Aim of the exercise: From the entries that follow, gather each line holding the word "lumea".
### Supplied information
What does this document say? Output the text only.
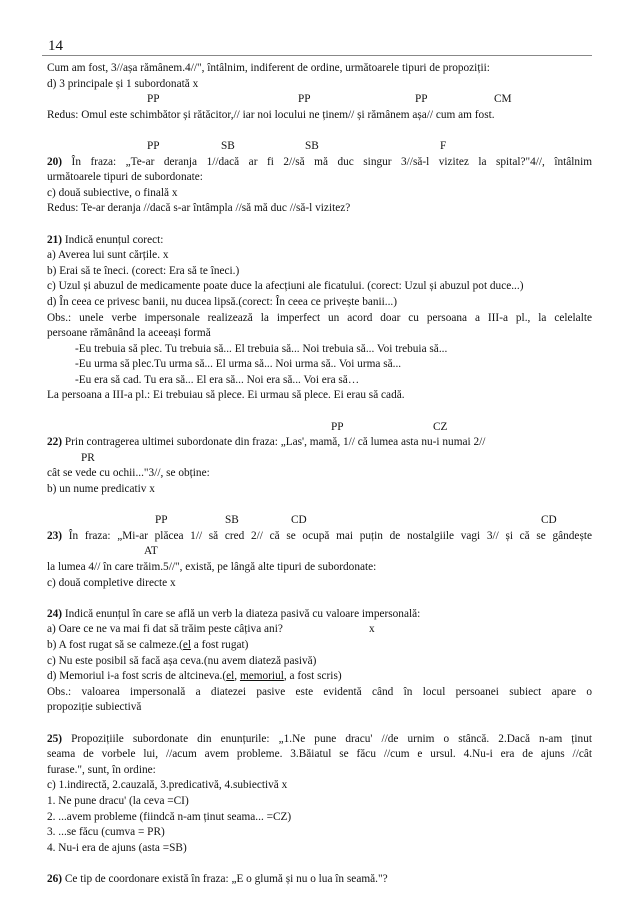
14
Cum am fost, 3//așa rămânem.4//", întâlnim, indiferent de ordine, următoarele tipuri de propoziții:
d) 3 principale și 1 subordonată x
PP	PP	PP	CM
Redus: Omul este schimbător și rătăcitor,// iar noi locului ne ținem// și rămânem așa// cum am fost.
PP	SB	SB	F
20) În fraza: „Te-ar deranja 1//dacă ar fi 2//să mă duc singur 3//să-l vizitez la spital?"4//, întâlnim
următoarele tipuri de subordonate:
c) două subiective, o finală x
Redus: Te-ar deranja //dacă s-ar întâmpla //să mă duc //să-l vizitez?
21) Indică enunțul corect:
a) Averea lui sunt cărțile. x
b) Erai să te îneci. (corect: Era să te îneci.)
c) Uzul și abuzul de medicamente poate duce la afecțiuni ale ficatului. (corect: Uzul și abuzul pot duce...)
d) În ceea ce privesc banii, nu ducea lipsă.(corect: În ceea ce privește banii...)
Obs.: unele verbe impersonale realizează la imperfect un acord doar cu persoana a III-a pl., la celelalte
persoane rămânând la aceeași formă
-Eu trebuia să plec. Tu trebuia să... El trebuia să... Noi trebuia să... Voi trebuia să...
-Eu urma să plec.Tu urma să... El urma să... Noi urma să.. Voi urma să...
-Eu era să cad. Tu era să... El era să... Noi era să... Voi era să…
La persoana a III-a pl.: Ei trebuiau să plece. Ei urmau să plece. Ei erau să cadă.
PP	CZ
22) Prin contragerea ultimei subordonate din fraza: „Las', mamă, 1// că lumea asta nu-i numai 2//
PR
cât se vede cu ochii..."3//, se obține:
b) un nume predicativ x
PP	SB	CD	CD
23) În fraza: „Mi-ar plăcea 1// să cred 2// că se ocupă mai puțin de nostalgiile vagi 3// și că se gândește
AT
la lumea 4// în care trăim.5//", există, pe lângă alte tipuri de subordonate:
c) două completive directe x
24) Indică enunțul în care se află un verb la diateza pasivă cu valoare impersonală:
a) Oare ce ne va mai fi dat să trăim peste câțiva ani?	x
b) A fost rugat să se calmeze.(el a fost rugat)
c) Nu este posibil să facă așa ceva.(nu avem diateză pasivă)
d) Memoriul i-a fost scris de altcineva.(el, memoriul, a fost scris)
Obs.: valoarea impersonală a diatezei pasive este evidentă când în locul persoanei subiect apare o
propoziție subiectivă
25) Propozițiile subordonate din enunțurile: „1.Ne pune dracu' //de urnim o stâncă. 2.Dacă n-am ținut
seama de vorbele lui, //acum avem probleme. 3.Băiatul se făcu //cum e ursul. 4.Nu-i era de ajuns //cât
furase.", sunt, în ordine:
c) 1.indirectă, 2.cauzală, 3.predicativă, 4.subiectivă x
1. Ne pune dracu' (la ceva =CI)
2. ...avem probleme (fiindcă n-am ținut seama... =CZ)
3. ...se făcu (cumva = PR)
4. Nu-i era de ajuns (asta =SB)
26) Ce tip de coordonare există în fraza: „E o glumă și nu o lua în seamă."?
######
Correct result:
22) Prin contragerea ultimei subordonate din fraza: „Las', mamă, 1// că lumea asta nu-i numai 2//
la lumea 4// în care trăim.5//", există, pe lângă alte tipuri de subordonate:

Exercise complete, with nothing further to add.